### [Record set]
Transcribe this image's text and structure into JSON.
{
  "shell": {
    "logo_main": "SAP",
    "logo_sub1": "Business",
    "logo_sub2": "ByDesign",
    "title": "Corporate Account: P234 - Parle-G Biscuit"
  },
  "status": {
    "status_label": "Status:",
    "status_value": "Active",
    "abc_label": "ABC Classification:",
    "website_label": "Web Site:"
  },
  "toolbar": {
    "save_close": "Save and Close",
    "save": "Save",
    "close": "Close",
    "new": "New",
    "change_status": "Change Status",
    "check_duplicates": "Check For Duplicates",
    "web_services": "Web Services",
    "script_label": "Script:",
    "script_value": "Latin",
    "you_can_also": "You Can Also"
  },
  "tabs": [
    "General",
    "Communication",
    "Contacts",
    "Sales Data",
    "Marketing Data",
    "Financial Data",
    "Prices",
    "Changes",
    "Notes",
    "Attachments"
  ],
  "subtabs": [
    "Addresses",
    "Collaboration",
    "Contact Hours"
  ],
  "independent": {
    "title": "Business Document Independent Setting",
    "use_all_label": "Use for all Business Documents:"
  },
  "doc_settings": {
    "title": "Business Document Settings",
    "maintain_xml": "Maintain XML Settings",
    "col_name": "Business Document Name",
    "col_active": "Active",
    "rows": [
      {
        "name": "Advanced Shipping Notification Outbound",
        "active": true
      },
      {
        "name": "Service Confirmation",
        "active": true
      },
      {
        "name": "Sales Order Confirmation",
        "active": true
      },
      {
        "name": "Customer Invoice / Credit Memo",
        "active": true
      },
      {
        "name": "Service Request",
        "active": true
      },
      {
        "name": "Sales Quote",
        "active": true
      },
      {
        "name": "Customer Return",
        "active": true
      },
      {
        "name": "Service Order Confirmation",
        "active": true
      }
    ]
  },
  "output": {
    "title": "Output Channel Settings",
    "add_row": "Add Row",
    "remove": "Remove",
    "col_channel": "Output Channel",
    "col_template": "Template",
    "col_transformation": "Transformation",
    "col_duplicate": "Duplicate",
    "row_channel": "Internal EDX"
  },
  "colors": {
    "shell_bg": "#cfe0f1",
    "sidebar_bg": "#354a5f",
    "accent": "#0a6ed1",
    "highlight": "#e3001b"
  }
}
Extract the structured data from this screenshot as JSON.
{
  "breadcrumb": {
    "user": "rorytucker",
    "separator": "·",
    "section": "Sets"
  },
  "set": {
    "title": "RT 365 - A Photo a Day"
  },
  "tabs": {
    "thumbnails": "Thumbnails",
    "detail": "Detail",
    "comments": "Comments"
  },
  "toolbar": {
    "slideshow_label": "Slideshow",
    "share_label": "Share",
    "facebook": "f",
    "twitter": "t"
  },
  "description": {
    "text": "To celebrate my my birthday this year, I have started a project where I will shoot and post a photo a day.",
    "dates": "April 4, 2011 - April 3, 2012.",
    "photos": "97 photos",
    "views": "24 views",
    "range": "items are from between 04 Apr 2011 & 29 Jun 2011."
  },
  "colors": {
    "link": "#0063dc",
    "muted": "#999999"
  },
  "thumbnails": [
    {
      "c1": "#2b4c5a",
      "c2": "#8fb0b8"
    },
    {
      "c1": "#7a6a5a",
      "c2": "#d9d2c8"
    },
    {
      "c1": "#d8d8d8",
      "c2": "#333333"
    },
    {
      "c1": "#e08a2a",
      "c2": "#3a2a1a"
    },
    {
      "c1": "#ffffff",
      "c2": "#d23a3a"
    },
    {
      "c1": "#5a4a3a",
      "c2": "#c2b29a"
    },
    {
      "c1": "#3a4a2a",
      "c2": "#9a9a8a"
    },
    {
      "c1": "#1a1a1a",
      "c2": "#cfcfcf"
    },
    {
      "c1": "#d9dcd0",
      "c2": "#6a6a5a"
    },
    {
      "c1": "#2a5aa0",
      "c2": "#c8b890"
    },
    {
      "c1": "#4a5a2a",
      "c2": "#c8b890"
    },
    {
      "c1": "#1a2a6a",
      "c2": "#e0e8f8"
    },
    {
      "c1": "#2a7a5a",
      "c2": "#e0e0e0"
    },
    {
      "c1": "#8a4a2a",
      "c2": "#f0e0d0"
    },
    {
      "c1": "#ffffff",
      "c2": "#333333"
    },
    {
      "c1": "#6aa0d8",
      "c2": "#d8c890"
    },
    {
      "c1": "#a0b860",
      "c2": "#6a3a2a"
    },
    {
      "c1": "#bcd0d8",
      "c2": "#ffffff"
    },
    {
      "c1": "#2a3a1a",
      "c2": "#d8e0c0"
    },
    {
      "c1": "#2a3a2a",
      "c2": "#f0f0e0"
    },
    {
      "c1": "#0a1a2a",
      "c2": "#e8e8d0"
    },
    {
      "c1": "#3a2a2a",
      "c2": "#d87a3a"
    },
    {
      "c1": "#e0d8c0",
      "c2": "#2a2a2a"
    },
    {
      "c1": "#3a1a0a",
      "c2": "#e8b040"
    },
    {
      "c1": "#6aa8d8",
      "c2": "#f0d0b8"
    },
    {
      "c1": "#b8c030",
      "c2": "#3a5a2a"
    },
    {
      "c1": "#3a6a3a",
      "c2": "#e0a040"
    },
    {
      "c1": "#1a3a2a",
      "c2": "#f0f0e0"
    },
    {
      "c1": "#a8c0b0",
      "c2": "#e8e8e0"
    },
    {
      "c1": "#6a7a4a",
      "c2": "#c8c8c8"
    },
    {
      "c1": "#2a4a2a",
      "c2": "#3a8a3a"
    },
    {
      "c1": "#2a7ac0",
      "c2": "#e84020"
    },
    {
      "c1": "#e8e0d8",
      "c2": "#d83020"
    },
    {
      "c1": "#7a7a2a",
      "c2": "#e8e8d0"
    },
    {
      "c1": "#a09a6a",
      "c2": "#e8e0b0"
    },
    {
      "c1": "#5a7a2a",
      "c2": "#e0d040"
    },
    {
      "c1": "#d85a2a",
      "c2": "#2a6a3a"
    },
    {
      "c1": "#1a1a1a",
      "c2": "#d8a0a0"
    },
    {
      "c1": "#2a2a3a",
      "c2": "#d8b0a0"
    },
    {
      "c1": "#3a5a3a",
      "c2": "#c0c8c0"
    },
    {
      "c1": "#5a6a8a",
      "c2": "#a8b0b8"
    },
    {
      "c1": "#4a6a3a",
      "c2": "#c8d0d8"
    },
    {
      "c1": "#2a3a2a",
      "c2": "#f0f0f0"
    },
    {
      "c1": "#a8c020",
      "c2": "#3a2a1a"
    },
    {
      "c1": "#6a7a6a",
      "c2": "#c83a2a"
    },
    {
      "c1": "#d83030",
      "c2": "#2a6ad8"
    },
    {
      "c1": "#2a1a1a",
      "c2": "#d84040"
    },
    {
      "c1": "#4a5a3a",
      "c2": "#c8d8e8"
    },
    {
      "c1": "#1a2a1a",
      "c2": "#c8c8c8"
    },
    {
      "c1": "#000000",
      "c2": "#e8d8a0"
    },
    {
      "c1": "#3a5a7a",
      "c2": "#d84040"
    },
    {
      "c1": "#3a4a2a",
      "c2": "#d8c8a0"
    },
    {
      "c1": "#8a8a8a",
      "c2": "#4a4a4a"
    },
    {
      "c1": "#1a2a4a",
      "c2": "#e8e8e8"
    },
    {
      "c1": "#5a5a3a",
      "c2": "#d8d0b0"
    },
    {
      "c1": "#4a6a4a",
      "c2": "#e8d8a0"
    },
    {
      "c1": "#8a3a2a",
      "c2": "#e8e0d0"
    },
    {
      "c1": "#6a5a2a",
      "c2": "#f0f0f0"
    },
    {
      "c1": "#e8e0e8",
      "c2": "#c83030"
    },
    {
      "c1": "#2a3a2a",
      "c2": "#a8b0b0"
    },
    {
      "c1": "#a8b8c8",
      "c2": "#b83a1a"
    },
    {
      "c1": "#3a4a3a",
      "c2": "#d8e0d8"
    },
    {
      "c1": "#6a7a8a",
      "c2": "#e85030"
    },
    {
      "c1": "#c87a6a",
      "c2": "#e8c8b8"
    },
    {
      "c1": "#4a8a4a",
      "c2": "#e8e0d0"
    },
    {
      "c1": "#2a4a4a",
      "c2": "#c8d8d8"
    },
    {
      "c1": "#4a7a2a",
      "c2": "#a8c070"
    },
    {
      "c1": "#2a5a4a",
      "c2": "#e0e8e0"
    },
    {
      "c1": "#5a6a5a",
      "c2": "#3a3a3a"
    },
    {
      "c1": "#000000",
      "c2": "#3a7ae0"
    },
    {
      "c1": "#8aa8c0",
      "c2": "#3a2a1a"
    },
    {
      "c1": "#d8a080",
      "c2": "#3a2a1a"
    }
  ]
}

### [Instruction]
What is the number of lines in the records that contain the word "Close"? Answer with the number and nothing else.

### [Answer to the problem]
2